§ **Task requirements**:
Each line from the one containing "Parse this screenshot: output" through the end of the listing below must be copied exactly; pictures are excluded.

§ **Data listing**:
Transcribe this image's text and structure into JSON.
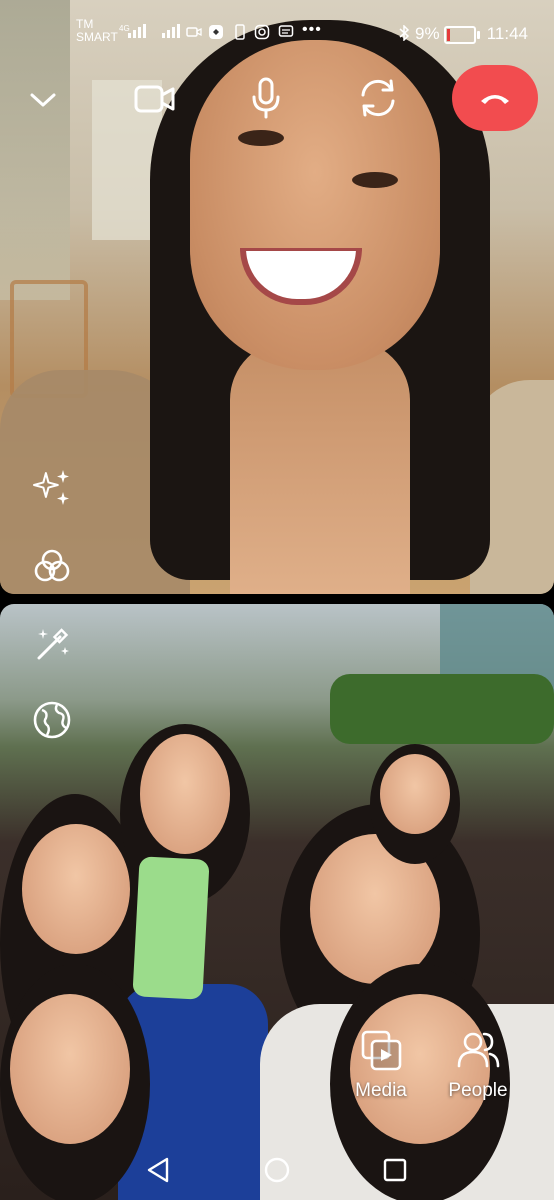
{
  "status_bar": {
    "carrier_line1": "TM",
    "carrier_line2": "SMART",
    "network": "4G",
    "battery_percent": "9%",
    "time": "11:44",
    "battery_color": "#e53b3b"
  },
  "call_controls": {
    "collapse_icon": "chevron-down-icon",
    "video_icon": "video-camera-icon",
    "mic_icon": "microphone-icon",
    "switch_camera_icon": "switch-camera-icon",
    "end_call_icon": "end-call-icon",
    "end_call_color": "#f24c4f"
  },
  "effects": {
    "sparkle_icon": "sparkles-icon",
    "filters_icon": "filters-icon",
    "magic_wand_icon": "magic-wand-icon",
    "background_icon": "globe-icon"
  },
  "bottom_actions": {
    "media_label": "Media",
    "people_label": "People"
  },
  "nav_bar": {
    "back_icon": "back-triangle-icon",
    "home_icon": "home-circle-icon",
    "recents_icon": "recents-square-icon"
  }
}
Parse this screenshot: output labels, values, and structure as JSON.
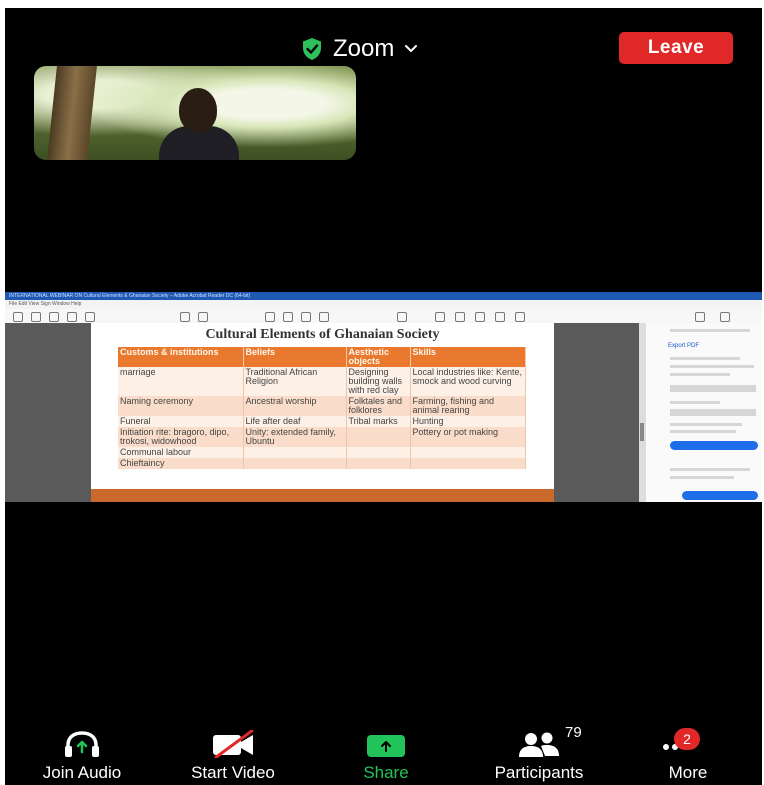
{
  "meeting": {
    "app_title": "Zoom",
    "leave_label": "Leave",
    "colors": {
      "shield": "#2ec05a",
      "leave": "#e02828",
      "share_active": "#21c35a"
    }
  },
  "shared_window": {
    "title_text": "INTERNATIONAL WEBINAR ON Cultural Elements & Ghanaian Society – Adobe Acrobat Reader DC (64-bit)",
    "menu_text": "File  Edit  View  Sign  Window  Help",
    "side_panel": {
      "export_label": "Export PDF"
    },
    "slide": {
      "title": "Cultural Elements of Ghanaian Society",
      "columns": [
        "Customs & institutions",
        "Beliefs",
        "Aesthetic objects",
        "Skills"
      ],
      "rows": [
        [
          "marriage",
          "Traditional African Religion",
          "Designing building walls with red clay",
          "Local industries like: Kente, smock and wood curving"
        ],
        [
          "Naming ceremony",
          "Ancestral worship",
          "Folktales and folklores",
          "Farming, fishing and animal rearing"
        ],
        [
          "Funeral",
          "Life after deaf",
          "Tribal marks",
          "Hunting"
        ],
        [
          "Initiation rite: bragoro, dipo, trokosi, widowhood",
          "Unity: extended family, Ubuntu",
          "",
          "Pottery or pot making"
        ],
        [
          "Communal labour",
          "",
          "",
          ""
        ],
        [
          "Chieftaincy",
          "",
          "",
          ""
        ]
      ]
    }
  },
  "bottom_bar": {
    "join_audio": "Join Audio",
    "start_video": "Start Video",
    "share": "Share",
    "participants": "Participants",
    "participants_count": "79",
    "more": "More",
    "more_badge": "2"
  }
}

§ **Output for this exercise**:
Parse this screenshot: output labels, values, and structure as JSON.
{
  "meeting": {
    "app_title": "Zoom",
    "leave_label": "Leave",
    "colors": {
      "shield": "#2ec05a",
      "leave": "#e02828",
      "share_active": "#21c35a"
    }
  },
  "shared_window": {
    "title_text": "INTERNATIONAL WEBINAR ON Cultural Elements & Ghanaian Society – Adobe Acrobat Reader DC (64-bit)",
    "menu_text": "File  Edit  View  Sign  Window  Help",
    "side_panel": {
      "export_label": "Export PDF"
    },
    "slide": {
      "title": "Cultural Elements of Ghanaian Society",
      "columns": [
        "Customs & institutions",
        "Beliefs",
        "Aesthetic objects",
        "Skills"
      ],
      "rows": [
        [
          "marriage",
          "Traditional African Religion",
          "Designing building walls with red clay",
          "Local industries like: Kente, smock and wood curving"
        ],
        [
          "Naming ceremony",
          "Ancestral worship",
          "Folktales and folklores",
          "Farming, fishing and animal rearing"
        ],
        [
          "Funeral",
          "Life after deaf",
          "Tribal marks",
          "Hunting"
        ],
        [
          "Initiation rite: bragoro, dipo, trokosi, widowhood",
          "Unity: extended family, Ubuntu",
          "",
          "Pottery or pot making"
        ],
        [
          "Communal labour",
          "",
          "",
          ""
        ],
        [
          "Chieftaincy",
          "",
          "",
          ""
        ]
      ]
    }
  },
  "bottom_bar": {
    "join_audio": "Join Audio",
    "start_video": "Start Video",
    "share": "Share",
    "participants": "Participants",
    "participants_count": "79",
    "more": "More",
    "more_badge": "2"
  }
}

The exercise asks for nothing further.